### Exercise
Go through the listing below and state how many of its lines include "JSON". Write only that number.

___

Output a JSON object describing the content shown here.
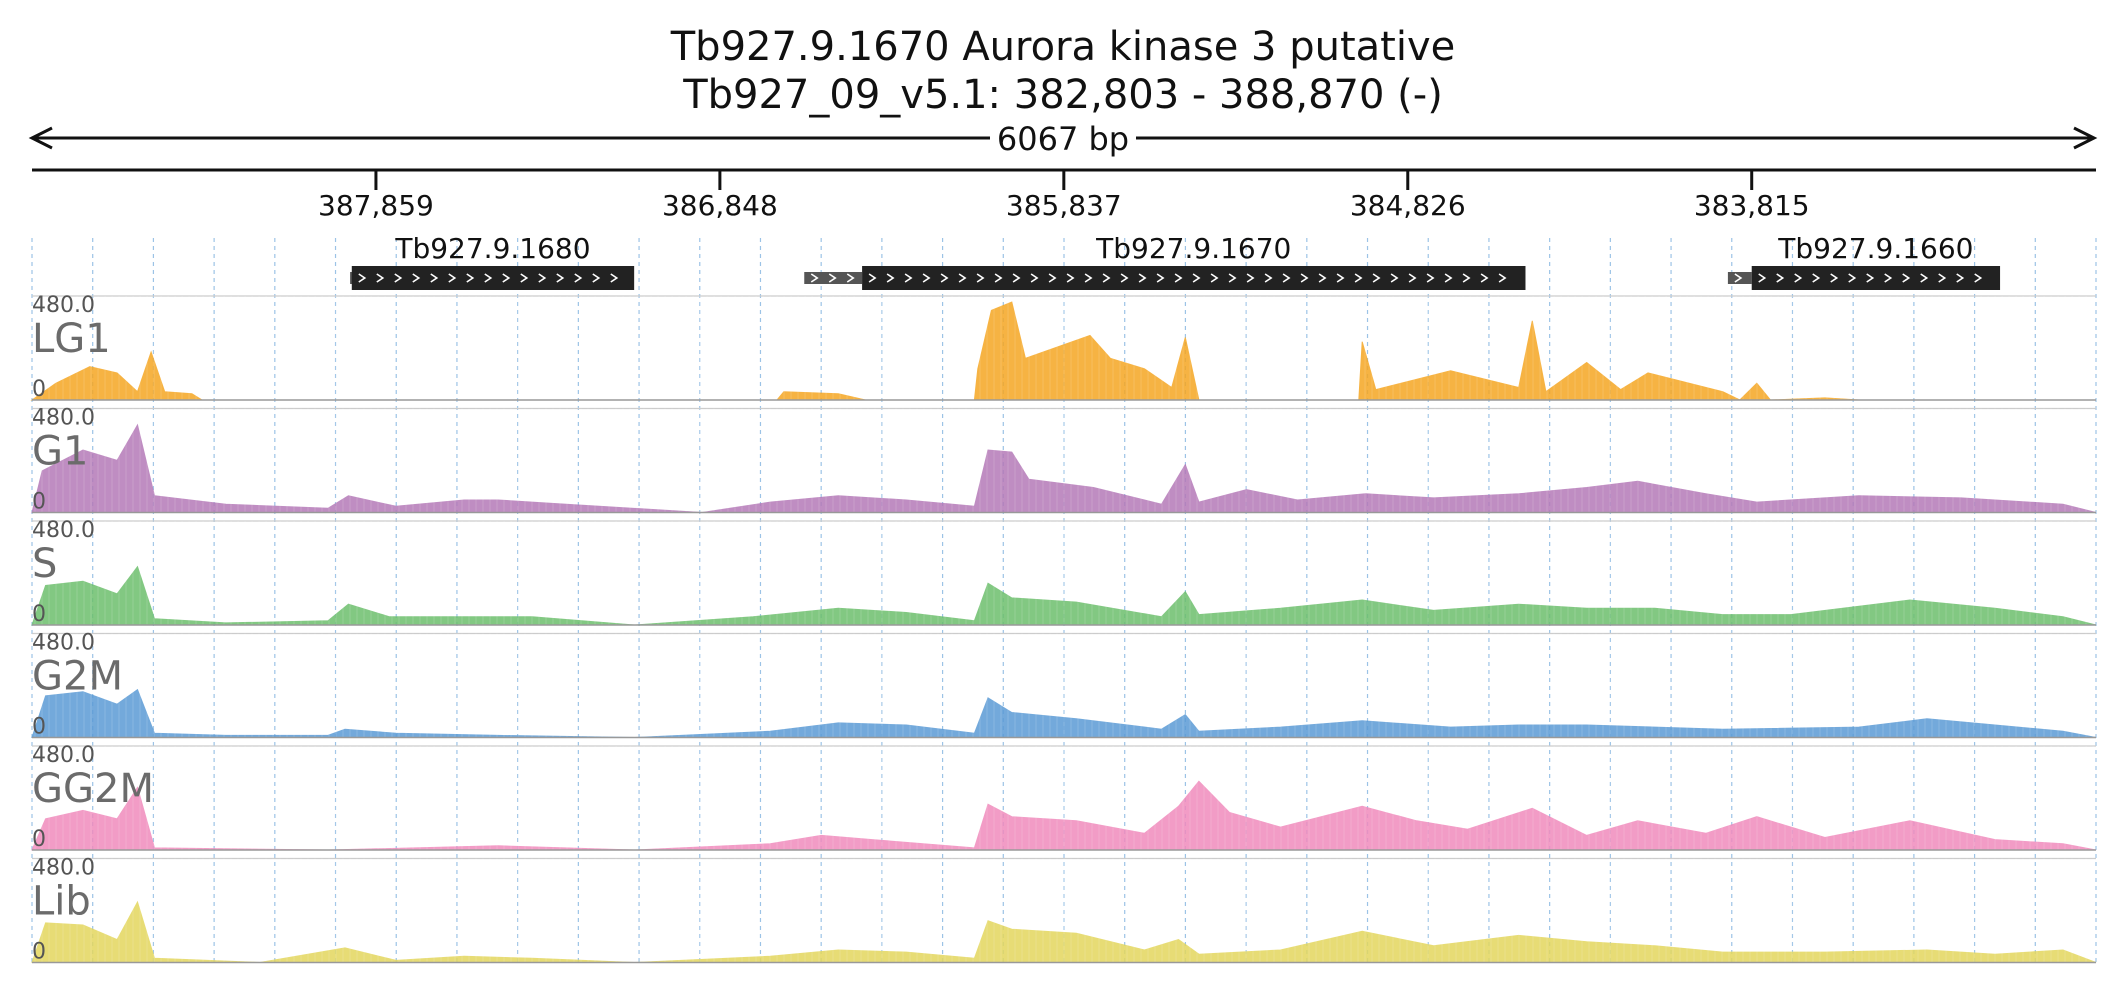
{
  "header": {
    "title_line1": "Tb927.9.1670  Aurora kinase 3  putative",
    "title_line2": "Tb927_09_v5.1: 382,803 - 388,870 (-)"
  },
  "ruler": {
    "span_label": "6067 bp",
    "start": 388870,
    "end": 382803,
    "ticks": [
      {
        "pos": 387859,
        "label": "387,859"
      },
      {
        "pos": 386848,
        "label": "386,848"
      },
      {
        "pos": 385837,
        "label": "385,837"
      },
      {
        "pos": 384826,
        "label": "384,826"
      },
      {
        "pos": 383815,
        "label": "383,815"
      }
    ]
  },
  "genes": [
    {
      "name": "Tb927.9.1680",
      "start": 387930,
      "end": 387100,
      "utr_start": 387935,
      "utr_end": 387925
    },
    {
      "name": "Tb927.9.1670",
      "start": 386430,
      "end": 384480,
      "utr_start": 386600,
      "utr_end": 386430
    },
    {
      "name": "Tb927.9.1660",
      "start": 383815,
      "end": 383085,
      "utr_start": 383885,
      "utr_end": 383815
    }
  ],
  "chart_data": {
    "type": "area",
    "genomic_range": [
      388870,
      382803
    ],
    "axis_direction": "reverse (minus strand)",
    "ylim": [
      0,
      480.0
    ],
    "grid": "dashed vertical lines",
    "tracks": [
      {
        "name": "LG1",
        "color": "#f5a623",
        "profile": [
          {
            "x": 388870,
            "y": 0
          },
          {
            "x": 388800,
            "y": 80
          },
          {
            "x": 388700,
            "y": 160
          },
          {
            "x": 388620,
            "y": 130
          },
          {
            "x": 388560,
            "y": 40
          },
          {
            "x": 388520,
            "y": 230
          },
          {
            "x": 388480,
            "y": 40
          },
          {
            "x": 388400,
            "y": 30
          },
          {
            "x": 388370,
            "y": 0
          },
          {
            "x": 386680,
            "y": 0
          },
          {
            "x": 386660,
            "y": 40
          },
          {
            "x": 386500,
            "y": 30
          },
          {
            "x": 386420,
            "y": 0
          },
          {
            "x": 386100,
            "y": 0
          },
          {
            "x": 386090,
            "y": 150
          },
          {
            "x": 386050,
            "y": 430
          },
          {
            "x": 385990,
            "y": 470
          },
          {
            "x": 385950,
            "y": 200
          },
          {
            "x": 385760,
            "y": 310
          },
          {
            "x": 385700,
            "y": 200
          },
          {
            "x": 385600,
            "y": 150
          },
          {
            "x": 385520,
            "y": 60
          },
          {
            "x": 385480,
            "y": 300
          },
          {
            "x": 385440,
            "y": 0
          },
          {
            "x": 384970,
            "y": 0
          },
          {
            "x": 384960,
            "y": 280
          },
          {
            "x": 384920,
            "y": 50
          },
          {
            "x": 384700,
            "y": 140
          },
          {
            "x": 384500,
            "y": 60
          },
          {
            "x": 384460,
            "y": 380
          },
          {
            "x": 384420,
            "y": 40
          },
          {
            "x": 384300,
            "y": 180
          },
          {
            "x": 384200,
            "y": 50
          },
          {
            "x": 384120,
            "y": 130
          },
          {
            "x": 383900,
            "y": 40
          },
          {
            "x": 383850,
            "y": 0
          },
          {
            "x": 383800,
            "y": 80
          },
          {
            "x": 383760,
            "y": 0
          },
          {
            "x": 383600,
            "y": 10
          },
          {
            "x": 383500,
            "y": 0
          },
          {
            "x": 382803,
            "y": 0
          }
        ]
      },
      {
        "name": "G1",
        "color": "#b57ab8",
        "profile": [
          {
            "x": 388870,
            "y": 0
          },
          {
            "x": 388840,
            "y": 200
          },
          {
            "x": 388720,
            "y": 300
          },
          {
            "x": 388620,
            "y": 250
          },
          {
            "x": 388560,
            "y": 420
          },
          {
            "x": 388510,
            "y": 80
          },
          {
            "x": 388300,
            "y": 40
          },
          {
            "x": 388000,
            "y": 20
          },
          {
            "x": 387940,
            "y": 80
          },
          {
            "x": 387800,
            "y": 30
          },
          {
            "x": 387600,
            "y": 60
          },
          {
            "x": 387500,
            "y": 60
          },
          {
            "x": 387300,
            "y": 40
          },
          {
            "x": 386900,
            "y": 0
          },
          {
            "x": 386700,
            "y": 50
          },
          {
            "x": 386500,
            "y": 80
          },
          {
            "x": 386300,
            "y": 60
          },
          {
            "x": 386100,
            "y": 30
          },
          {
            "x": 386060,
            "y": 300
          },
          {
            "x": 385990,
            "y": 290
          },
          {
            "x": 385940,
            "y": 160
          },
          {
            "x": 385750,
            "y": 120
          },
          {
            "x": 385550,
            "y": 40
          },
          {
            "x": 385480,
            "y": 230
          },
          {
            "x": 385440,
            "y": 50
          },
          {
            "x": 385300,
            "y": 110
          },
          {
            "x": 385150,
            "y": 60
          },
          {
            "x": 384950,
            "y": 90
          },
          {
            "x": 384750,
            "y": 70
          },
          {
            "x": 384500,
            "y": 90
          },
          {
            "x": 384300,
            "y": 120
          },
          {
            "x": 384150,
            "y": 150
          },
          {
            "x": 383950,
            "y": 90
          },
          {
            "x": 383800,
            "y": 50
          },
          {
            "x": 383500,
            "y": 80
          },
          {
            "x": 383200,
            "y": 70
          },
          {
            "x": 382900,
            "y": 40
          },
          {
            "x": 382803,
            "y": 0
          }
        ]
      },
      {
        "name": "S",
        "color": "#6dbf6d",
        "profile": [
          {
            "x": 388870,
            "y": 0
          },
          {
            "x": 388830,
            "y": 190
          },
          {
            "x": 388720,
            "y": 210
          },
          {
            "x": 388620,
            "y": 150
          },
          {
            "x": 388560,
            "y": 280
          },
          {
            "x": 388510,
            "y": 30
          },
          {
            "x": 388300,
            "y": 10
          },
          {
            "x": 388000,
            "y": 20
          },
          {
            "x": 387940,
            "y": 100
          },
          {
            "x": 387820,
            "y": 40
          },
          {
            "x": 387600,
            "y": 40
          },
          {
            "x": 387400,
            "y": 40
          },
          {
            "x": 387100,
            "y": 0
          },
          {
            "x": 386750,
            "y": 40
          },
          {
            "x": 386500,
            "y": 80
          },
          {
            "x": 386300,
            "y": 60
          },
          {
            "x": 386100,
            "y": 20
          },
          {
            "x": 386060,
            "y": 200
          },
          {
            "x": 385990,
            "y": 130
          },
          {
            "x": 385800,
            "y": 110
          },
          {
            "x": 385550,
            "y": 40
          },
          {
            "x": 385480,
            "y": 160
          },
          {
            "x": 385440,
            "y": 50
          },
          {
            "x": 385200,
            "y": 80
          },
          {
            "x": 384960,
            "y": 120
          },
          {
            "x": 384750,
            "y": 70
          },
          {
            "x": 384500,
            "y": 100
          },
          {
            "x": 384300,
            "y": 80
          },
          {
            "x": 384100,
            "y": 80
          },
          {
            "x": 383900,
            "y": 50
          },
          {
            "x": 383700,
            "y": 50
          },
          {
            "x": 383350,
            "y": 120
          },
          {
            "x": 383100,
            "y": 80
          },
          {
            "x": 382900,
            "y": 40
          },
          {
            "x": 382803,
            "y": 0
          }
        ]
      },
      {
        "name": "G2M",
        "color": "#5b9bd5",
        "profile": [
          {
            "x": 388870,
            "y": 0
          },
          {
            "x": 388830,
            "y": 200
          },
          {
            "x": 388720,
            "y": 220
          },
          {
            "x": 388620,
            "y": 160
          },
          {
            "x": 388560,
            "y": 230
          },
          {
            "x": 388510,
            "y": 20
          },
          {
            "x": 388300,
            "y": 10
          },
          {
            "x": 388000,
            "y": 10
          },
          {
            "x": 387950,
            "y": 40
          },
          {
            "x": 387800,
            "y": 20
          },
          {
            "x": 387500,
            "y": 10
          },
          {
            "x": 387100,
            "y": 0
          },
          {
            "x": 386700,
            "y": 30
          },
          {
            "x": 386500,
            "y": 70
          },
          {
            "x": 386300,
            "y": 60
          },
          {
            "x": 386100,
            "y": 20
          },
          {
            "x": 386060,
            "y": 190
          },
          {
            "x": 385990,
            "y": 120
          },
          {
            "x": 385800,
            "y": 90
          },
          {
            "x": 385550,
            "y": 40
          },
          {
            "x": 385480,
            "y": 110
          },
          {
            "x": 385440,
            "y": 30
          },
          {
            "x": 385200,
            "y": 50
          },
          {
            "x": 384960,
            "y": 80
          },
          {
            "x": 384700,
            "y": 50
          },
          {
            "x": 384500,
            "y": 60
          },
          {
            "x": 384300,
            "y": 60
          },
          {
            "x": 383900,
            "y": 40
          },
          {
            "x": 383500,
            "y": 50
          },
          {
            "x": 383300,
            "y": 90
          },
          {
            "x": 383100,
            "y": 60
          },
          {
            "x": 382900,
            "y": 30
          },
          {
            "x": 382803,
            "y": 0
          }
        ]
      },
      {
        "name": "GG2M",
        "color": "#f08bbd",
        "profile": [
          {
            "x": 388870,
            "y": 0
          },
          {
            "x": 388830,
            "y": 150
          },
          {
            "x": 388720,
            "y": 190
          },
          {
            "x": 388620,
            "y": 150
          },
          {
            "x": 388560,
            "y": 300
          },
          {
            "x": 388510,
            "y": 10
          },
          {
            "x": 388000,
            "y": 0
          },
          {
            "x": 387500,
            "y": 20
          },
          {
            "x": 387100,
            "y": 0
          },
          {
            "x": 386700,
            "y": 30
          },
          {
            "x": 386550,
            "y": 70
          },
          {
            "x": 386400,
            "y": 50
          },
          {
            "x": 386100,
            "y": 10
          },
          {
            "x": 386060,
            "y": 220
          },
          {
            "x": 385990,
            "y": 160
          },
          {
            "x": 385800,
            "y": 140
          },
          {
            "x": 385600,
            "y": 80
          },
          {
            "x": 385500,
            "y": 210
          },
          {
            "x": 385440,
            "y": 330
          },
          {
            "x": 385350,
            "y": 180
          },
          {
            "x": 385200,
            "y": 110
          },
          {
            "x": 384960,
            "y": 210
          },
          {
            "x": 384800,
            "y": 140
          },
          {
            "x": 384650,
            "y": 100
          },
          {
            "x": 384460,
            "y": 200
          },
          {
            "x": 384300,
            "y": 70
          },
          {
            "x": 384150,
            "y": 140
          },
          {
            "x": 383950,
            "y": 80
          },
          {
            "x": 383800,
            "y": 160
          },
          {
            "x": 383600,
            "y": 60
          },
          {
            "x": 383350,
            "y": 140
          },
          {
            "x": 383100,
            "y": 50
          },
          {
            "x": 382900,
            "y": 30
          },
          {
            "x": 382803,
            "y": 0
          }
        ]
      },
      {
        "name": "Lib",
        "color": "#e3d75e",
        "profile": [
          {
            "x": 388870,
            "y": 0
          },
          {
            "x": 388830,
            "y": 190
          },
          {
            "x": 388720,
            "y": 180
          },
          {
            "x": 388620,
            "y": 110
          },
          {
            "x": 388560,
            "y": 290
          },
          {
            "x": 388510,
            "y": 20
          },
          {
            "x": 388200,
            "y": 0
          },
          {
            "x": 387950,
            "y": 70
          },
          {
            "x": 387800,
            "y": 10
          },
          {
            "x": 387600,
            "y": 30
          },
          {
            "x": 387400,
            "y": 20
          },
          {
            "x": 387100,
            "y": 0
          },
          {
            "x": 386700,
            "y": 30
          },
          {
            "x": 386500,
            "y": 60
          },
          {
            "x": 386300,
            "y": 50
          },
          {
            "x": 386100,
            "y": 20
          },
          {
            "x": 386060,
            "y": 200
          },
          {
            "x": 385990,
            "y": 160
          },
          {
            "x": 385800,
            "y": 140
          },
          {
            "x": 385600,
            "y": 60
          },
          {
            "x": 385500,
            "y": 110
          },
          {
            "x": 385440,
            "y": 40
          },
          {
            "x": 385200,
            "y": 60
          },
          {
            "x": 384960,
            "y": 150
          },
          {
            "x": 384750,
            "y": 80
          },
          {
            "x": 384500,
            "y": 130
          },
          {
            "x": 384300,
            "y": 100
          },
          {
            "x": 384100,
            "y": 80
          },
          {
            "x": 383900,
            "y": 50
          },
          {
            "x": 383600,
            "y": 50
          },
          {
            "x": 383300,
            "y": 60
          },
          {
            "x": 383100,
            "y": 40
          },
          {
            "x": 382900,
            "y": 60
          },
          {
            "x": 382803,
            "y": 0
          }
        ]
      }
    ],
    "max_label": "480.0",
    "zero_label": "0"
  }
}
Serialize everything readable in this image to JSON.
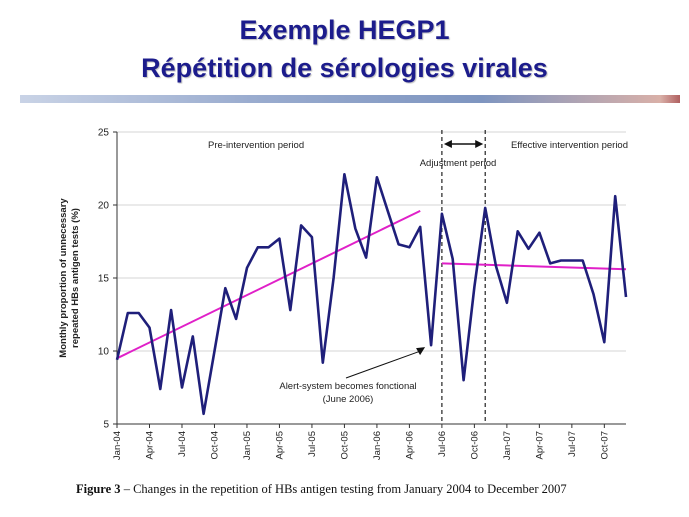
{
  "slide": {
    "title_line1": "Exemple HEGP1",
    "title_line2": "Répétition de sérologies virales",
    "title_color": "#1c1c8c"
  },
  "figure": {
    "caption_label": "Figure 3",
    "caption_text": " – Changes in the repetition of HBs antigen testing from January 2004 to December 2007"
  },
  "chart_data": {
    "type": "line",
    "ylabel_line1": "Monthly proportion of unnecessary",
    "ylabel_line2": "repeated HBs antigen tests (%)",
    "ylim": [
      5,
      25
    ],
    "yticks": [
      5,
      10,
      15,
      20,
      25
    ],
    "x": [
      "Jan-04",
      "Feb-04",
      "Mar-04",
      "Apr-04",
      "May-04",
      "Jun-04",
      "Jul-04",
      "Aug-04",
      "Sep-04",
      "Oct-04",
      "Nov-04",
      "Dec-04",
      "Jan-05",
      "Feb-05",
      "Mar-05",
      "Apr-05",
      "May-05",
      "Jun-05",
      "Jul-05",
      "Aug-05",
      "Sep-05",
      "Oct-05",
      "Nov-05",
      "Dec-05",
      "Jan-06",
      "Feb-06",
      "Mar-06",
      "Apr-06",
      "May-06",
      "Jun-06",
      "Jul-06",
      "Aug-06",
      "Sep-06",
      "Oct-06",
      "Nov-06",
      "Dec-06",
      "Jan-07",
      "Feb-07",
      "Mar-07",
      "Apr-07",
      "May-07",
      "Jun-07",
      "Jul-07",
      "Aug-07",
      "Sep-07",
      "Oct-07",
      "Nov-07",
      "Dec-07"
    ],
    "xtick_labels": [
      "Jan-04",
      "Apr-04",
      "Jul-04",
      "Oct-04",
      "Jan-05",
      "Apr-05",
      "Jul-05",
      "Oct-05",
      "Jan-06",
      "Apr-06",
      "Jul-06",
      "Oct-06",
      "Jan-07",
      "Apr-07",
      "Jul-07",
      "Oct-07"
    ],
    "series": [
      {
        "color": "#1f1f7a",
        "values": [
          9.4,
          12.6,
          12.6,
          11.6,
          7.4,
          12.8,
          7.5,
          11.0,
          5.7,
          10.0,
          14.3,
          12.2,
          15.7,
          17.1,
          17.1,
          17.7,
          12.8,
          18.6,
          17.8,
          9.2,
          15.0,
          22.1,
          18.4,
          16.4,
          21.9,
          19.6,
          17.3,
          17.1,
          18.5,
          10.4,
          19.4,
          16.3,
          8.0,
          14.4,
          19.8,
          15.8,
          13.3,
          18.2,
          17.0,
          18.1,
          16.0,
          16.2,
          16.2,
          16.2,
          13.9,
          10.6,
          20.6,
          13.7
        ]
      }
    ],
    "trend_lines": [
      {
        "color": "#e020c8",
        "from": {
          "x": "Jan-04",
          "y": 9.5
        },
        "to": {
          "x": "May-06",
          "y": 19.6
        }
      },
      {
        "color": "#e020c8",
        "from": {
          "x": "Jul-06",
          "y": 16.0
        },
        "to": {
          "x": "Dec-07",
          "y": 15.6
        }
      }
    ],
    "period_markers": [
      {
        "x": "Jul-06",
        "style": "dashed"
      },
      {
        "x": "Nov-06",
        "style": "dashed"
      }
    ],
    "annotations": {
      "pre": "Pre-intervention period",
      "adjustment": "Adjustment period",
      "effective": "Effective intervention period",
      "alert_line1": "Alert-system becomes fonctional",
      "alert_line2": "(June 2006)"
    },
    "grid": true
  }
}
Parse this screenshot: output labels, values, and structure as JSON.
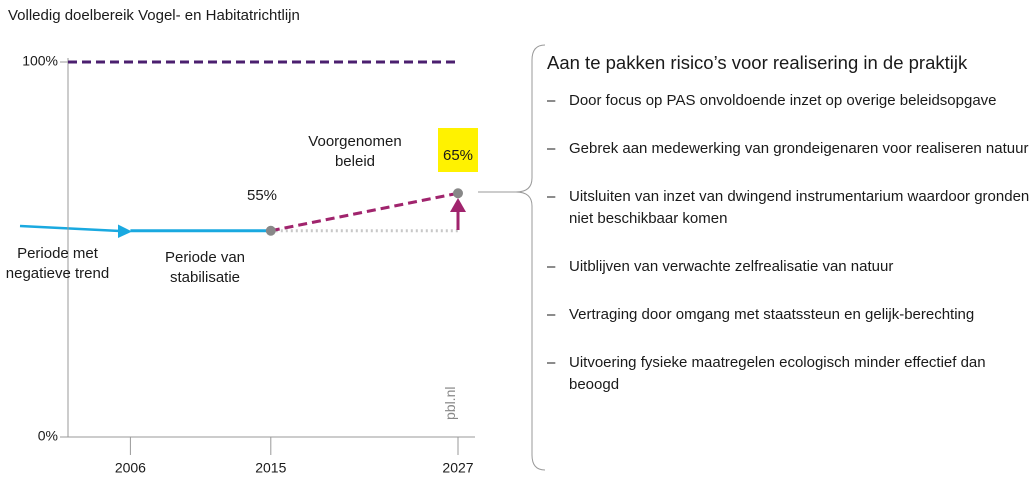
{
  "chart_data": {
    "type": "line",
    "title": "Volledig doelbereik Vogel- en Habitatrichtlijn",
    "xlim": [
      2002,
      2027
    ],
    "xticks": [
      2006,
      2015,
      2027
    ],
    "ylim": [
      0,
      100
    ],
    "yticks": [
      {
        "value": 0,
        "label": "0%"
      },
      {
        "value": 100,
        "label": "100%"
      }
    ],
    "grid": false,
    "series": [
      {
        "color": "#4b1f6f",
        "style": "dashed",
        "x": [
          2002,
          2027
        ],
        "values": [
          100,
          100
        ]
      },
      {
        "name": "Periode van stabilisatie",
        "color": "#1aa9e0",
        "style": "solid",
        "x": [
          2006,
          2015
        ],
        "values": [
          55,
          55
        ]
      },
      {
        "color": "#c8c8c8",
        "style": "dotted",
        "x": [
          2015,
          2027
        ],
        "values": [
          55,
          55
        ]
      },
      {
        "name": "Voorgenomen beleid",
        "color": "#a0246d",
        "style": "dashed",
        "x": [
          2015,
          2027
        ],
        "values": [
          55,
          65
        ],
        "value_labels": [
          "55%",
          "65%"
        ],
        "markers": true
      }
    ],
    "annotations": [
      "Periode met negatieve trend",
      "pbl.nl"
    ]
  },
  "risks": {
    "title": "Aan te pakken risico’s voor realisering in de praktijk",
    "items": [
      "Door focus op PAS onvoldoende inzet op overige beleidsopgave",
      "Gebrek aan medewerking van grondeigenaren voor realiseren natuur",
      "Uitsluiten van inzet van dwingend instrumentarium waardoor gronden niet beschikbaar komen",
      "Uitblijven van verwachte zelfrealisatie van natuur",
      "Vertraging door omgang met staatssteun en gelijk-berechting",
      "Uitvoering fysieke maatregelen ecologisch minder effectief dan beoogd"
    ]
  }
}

___

### Solution
3